GIVEN EXERCISE ->
Find the number of lines containing the string "Cork" in the data. Answer with the number by itself.

DATA FOR PROCESSING ->
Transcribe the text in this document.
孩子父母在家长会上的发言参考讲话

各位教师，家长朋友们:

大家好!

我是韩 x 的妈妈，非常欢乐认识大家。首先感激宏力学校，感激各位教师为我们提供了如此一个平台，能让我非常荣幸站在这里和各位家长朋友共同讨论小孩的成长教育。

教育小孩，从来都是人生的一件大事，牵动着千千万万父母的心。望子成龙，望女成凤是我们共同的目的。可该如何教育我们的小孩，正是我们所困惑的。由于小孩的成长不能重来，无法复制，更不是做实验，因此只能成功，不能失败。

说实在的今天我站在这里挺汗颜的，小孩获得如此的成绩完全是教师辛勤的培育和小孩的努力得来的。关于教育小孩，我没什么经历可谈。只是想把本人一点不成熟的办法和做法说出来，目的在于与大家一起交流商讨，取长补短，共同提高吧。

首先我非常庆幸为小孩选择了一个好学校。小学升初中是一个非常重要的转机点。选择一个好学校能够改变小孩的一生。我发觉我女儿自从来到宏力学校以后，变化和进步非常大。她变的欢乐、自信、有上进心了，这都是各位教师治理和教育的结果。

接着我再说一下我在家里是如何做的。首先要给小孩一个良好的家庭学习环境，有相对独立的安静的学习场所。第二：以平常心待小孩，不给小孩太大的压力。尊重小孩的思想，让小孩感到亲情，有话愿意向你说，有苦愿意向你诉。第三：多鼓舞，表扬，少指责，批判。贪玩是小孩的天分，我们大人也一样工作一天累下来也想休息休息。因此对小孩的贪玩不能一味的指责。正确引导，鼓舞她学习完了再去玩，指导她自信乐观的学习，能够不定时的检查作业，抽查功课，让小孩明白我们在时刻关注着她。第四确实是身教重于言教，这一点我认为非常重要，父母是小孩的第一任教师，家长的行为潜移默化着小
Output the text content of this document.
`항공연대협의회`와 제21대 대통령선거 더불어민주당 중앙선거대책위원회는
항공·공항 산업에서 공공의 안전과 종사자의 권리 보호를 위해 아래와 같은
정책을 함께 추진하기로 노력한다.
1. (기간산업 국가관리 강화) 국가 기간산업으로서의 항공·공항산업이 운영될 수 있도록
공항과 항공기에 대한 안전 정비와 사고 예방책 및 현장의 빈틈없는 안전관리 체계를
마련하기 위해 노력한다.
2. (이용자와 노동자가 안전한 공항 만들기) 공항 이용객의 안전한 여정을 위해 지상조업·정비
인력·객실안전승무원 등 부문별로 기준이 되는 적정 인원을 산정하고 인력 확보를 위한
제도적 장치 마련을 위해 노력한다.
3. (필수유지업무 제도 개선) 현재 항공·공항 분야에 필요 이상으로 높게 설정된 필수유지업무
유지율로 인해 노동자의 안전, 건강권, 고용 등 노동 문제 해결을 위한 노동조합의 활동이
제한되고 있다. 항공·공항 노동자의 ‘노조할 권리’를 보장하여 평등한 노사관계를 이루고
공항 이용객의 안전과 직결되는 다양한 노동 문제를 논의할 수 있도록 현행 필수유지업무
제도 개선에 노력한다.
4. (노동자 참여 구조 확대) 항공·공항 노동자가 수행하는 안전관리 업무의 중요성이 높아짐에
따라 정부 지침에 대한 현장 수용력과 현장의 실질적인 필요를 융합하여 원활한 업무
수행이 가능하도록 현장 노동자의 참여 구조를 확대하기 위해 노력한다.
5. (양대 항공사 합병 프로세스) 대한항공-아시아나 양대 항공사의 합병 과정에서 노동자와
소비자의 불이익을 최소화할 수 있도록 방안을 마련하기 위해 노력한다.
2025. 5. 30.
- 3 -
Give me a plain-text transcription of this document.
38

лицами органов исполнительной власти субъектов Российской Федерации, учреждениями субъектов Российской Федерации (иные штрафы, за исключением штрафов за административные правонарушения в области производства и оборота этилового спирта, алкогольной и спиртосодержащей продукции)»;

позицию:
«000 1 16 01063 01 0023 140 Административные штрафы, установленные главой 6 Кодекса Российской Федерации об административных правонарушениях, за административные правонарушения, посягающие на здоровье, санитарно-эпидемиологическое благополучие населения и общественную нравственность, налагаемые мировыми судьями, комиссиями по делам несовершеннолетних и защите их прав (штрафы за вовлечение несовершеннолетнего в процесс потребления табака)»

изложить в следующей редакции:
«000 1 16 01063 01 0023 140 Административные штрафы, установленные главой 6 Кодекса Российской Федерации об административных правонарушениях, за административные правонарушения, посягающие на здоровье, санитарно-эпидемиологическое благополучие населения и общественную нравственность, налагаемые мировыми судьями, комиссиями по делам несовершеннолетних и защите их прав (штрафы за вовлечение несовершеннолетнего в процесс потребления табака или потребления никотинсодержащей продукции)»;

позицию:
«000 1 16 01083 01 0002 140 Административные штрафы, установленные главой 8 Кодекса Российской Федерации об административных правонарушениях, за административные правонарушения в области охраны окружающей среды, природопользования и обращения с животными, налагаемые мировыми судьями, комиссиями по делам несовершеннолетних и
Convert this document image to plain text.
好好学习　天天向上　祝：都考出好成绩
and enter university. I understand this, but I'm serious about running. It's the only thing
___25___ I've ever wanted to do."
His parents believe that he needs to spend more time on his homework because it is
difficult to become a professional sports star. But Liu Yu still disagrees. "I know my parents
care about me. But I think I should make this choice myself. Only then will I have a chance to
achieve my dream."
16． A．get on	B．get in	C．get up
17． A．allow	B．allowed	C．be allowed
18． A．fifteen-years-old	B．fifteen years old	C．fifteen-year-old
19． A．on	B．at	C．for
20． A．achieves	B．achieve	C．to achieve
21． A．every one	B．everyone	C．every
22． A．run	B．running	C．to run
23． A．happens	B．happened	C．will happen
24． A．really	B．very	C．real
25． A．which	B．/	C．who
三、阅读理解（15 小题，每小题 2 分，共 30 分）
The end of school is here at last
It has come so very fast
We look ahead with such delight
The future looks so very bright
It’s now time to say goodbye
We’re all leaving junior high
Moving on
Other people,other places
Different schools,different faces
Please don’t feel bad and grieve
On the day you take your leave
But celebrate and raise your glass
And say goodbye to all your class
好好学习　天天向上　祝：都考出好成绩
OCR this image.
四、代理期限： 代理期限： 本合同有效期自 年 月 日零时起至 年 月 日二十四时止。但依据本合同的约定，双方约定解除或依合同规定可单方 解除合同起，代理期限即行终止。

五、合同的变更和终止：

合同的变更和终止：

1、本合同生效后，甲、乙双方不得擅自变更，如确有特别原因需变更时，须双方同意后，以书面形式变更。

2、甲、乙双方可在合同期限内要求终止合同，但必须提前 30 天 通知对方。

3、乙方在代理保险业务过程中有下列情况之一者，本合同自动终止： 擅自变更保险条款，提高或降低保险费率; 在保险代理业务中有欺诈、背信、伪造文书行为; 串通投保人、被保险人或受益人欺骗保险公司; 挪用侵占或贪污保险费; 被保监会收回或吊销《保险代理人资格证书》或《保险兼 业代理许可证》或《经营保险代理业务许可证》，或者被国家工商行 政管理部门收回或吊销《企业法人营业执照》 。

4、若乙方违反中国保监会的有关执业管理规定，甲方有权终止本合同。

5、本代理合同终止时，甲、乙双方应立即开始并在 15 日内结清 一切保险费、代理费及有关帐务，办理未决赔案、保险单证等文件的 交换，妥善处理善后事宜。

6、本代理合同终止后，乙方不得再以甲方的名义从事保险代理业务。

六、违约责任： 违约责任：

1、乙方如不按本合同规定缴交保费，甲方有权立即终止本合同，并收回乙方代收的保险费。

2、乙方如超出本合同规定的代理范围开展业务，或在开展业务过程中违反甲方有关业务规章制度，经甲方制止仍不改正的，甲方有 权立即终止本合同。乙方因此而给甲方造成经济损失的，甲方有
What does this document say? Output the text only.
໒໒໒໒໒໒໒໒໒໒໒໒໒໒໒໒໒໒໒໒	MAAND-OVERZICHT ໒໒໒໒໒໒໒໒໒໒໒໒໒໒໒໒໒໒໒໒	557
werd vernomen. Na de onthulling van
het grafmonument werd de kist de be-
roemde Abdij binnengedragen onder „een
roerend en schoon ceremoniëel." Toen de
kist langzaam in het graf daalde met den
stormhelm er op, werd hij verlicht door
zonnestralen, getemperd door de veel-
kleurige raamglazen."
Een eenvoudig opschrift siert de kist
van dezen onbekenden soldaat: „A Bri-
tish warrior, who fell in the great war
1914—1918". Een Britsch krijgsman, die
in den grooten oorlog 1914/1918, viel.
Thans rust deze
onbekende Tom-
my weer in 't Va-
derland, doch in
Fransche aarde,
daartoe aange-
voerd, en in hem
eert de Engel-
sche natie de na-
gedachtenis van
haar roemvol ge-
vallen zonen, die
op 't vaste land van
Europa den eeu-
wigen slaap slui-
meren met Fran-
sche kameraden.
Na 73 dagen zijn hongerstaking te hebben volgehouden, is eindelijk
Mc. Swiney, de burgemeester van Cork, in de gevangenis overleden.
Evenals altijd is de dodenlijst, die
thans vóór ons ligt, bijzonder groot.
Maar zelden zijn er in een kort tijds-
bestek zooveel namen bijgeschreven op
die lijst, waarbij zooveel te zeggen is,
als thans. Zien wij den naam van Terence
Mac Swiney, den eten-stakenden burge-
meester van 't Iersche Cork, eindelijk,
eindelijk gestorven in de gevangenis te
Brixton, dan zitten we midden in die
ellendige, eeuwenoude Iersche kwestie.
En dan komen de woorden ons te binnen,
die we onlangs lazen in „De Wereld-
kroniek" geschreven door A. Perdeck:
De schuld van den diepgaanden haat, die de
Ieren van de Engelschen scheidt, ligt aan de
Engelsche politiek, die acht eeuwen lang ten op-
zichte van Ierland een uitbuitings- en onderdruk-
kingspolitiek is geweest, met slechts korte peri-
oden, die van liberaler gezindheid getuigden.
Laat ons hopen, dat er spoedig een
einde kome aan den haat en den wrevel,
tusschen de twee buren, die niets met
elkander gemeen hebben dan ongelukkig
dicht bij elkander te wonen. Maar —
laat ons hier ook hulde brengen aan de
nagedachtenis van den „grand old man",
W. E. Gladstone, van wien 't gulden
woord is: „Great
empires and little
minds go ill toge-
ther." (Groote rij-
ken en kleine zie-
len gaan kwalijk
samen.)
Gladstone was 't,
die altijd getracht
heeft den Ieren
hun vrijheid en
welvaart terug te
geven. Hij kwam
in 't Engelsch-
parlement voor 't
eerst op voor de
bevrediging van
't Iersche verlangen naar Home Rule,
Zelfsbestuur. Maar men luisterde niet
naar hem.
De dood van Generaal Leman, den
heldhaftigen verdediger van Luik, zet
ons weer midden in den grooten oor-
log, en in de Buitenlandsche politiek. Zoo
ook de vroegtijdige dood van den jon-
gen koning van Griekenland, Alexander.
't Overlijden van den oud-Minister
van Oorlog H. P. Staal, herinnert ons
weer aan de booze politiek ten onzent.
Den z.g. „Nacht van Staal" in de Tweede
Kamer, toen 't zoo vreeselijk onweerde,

THE RESULT ->
2